[A run of records]

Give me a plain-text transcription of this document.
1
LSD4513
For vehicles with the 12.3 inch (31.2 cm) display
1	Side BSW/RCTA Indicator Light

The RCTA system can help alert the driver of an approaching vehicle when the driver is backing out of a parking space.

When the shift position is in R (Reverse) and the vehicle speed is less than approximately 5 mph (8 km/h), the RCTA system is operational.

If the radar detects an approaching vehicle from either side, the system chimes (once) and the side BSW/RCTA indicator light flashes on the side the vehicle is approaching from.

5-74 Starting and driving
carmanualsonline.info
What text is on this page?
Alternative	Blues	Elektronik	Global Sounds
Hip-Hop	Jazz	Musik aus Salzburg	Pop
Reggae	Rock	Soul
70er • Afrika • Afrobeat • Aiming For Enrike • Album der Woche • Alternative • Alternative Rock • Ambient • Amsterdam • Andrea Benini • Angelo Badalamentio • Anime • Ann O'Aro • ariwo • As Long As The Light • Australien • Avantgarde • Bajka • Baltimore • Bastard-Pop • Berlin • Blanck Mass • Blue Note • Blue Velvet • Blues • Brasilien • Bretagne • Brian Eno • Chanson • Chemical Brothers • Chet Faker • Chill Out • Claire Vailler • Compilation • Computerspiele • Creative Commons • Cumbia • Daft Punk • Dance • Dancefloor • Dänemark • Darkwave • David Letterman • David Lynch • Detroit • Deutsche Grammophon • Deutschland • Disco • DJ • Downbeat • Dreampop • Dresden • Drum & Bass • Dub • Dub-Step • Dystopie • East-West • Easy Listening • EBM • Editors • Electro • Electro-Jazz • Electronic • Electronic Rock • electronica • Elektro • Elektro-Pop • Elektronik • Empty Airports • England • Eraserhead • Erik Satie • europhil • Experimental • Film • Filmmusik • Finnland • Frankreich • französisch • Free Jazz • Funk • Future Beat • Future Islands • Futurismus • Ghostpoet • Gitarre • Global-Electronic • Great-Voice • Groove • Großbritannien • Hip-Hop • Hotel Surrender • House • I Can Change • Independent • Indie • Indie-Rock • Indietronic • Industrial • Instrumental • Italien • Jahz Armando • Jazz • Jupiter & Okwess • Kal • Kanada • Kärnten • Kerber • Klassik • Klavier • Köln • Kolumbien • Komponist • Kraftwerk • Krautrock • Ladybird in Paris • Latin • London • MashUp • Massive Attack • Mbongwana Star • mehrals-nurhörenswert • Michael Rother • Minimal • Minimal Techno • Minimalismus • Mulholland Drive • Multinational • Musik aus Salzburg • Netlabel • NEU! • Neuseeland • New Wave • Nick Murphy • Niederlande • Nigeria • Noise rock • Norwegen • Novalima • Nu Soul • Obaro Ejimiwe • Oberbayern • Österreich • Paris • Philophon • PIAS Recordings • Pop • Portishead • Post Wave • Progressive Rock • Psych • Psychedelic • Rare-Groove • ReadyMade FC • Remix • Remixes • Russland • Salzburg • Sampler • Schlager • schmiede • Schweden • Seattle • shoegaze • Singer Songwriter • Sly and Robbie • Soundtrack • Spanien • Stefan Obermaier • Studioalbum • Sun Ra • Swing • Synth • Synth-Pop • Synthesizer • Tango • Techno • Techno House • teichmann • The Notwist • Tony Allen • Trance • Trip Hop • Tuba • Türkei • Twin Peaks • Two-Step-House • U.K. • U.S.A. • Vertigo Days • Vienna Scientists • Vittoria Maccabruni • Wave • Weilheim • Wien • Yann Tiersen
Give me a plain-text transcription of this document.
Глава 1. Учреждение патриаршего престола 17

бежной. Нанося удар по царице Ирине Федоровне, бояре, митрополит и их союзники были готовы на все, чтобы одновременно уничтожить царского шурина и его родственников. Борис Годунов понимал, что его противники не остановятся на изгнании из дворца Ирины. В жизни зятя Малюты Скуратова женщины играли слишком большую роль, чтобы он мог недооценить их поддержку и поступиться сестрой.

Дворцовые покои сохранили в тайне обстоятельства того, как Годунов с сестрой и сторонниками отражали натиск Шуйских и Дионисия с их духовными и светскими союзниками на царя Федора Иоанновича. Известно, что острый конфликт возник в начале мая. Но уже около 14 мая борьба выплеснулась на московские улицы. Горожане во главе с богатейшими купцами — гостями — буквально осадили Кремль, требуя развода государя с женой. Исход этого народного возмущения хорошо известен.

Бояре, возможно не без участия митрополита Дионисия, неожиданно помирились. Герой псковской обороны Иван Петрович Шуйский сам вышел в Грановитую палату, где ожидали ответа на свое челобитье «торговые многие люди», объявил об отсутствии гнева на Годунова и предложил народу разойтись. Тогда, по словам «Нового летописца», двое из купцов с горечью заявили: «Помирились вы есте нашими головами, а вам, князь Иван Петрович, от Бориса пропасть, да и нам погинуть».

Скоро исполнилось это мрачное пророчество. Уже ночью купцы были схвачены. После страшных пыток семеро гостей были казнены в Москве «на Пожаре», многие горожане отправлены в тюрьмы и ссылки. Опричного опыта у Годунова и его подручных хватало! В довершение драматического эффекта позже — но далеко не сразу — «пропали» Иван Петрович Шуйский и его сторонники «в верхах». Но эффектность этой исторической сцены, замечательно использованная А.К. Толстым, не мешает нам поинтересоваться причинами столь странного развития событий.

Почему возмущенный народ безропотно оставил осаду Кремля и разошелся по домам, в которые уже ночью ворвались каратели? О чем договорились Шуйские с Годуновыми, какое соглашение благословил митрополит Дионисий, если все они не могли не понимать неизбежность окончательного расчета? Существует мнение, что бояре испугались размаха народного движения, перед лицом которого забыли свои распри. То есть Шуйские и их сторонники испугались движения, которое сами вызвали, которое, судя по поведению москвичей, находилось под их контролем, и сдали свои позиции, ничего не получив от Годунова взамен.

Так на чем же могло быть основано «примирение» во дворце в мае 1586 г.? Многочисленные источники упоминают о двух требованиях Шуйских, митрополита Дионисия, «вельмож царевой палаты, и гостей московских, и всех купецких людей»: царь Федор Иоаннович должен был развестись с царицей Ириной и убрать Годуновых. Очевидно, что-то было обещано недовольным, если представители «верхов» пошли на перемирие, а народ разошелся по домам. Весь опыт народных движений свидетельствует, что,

**Work to do**
For each line in the data above that contains the string "Шуйских", extract the line.

**Response**
Дворцовые покои сохранили в тайне обстоятельства того, как Годунов с сестрой и сторонниками отражали натиск Шуйских и Дионисия с их духовными и светскими союзниками на царя Федора Иоанновича. Известно, что острый конфликт возник в начале мая. Но уже около 14 мая борьба выплеснулась на московские улицы. Горожане во главе с богатейшими купцами — гостями — буквально осадили Кремль, требуя развода государя с женой. Исход этого народного возмущения хорошо известен.
Так на чем же могло быть основано «примирение» во дворце в мае 1586 г.? Многочисленные источники упоминают о двух требованиях Шуйских, митрополита Дионисия, «вельмож царевой палаты, и гостей московских, и всех купецких людей»: царь Федор Иоаннович должен был развестись с царицей Ириной и убрать Годуновых. Очевидно, что-то было обещано недовольным, если представители «верхов» пошли на перемирие, а народ разошелся по домам. Весь опыт народных движений свидетельствует, что,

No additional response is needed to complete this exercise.